Written task.
Below are some records; give them all again exactly, but not the pictures.

————————

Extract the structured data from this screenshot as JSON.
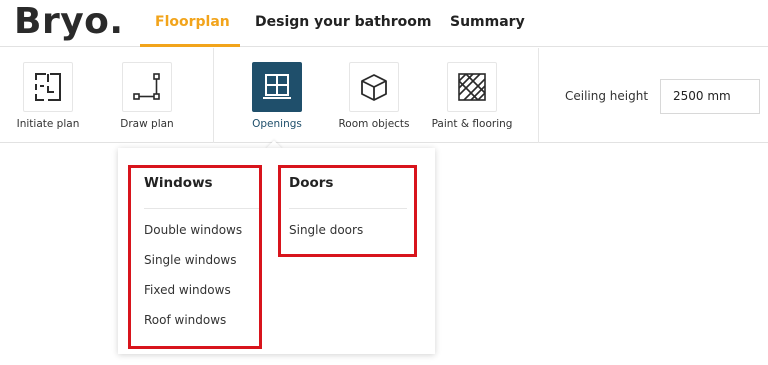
{
  "brand": {
    "logo": "Bryo."
  },
  "nav": {
    "tabs": [
      {
        "label": "Floorplan",
        "active": true
      },
      {
        "label": "Design your bathroom",
        "active": false
      },
      {
        "label": "Summary",
        "active": false
      }
    ],
    "accent": "#f2a41b"
  },
  "toolbar": {
    "tools": [
      {
        "label": "Initiate plan",
        "icon": "initiate-plan-icon"
      },
      {
        "label": "Draw plan",
        "icon": "draw-plan-icon"
      },
      {
        "label": "Openings",
        "icon": "window-icon",
        "active": true
      },
      {
        "label": "Room objects",
        "icon": "cube-icon"
      },
      {
        "label": "Paint & flooring",
        "icon": "flooring-icon"
      }
    ],
    "active_color": "#1f4f6b",
    "ceiling": {
      "label": "Ceiling height",
      "value": "2500 mm"
    }
  },
  "dropdown": {
    "windows": {
      "title": "Windows",
      "items": [
        "Double windows",
        "Single windows",
        "Fixed windows",
        "Roof windows"
      ]
    },
    "doors": {
      "title": "Doors",
      "items": [
        "Single doors"
      ]
    },
    "highlight_color": "#d8141c"
  }
}
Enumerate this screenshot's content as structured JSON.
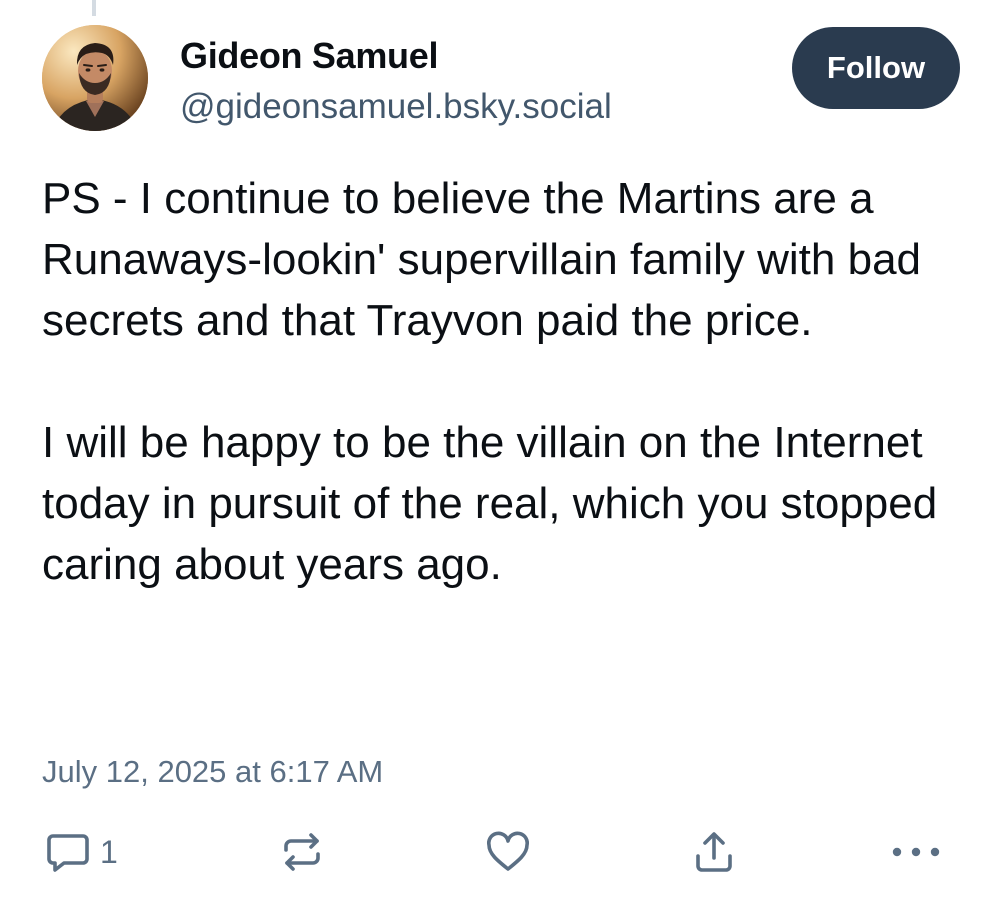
{
  "post": {
    "author": {
      "display_name": "Gideon Samuel",
      "handle": "@gideonsamuel.bsky.social",
      "avatar_icon": "profile-photo"
    },
    "follow_label": "Follow",
    "paragraphs": [
      "PS - I continue to believe the Martins are a Runaways-lookin' supervillain family with bad secrets and that Trayvon paid the price.",
      "I will be happy to be the villain on the Internet today in pursuit of the real, which you stopped caring about years ago."
    ],
    "timestamp": "July 12, 2025 at 6:17 AM",
    "actions": {
      "reply_count": "1",
      "reply_icon": "reply-bubble-icon",
      "repost_icon": "repost-icon",
      "like_icon": "heart-icon",
      "share_icon": "share-icon",
      "more_icon": "more-dots-icon"
    }
  },
  "colors": {
    "text_primary": "#0b0f14",
    "text_secondary": "#5b6f84",
    "follow_button_bg": "#2a3b4f",
    "follow_button_text": "#ffffff",
    "icon": "#5b6f84"
  }
}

————————

Solution for this problem.
Extract the structured data from this screenshot as JSON.
{
  "brand": {
    "logo": "Bryo."
  },
  "nav": {
    "tabs": [
      {
        "label": "Floorplan",
        "active": true
      },
      {
        "label": "Design your bathroom",
        "active": false
      },
      {
        "label": "Summary",
        "active": false
      }
    ],
    "accent": "#f2a41b"
  },
  "toolbar": {
    "tools": [
      {
        "label": "Initiate plan",
        "icon": "initiate-plan-icon"
      },
      {
        "label": "Draw plan",
        "icon": "draw-plan-icon"
      },
      {
        "label": "Openings",
        "icon": "window-icon",
        "active": true
      },
      {
        "label": "Room objects",
        "icon": "cube-icon"
      },
      {
        "label": "Paint & flooring",
        "icon": "flooring-icon"
      }
    ],
    "active_color": "#1f4f6b",
    "ceiling": {
      "label": "Ceiling height",
      "value": "2500 mm"
    }
  },
  "dropdown": {
    "windows": {
      "title": "Windows",
      "items": [
        "Double windows",
        "Single windows",
        "Fixed windows",
        "Roof windows"
      ]
    },
    "doors": {
      "title": "Doors",
      "items": [
        "Single doors"
      ]
    },
    "highlight_color": "#d8141c"
  }
}
Enumerate this screenshot's content as structured JSON.
{
  "post": {
    "author": {
      "display_name": "Gideon Samuel",
      "handle": "@gideonsamuel.bsky.social",
      "avatar_icon": "profile-photo"
    },
    "follow_label": "Follow",
    "paragraphs": [
      "PS - I continue to believe the Martins are a Runaways-lookin' supervillain family with bad secrets and that Trayvon paid the price.",
      "I will be happy to be the villain on the Internet today in pursuit of the real, which you stopped caring about years ago."
    ],
    "timestamp": "July 12, 2025 at 6:17 AM",
    "actions": {
      "reply_count": "1",
      "reply_icon": "reply-bubble-icon",
      "repost_icon": "repost-icon",
      "like_icon": "heart-icon",
      "share_icon": "share-icon",
      "more_icon": "more-dots-icon"
    }
  },
  "colors": {
    "text_primary": "#0b0f14",
    "text_secondary": "#5b6f84",
    "follow_button_bg": "#2a3b4f",
    "follow_button_text": "#ffffff",
    "icon": "#5b6f84"
  }
}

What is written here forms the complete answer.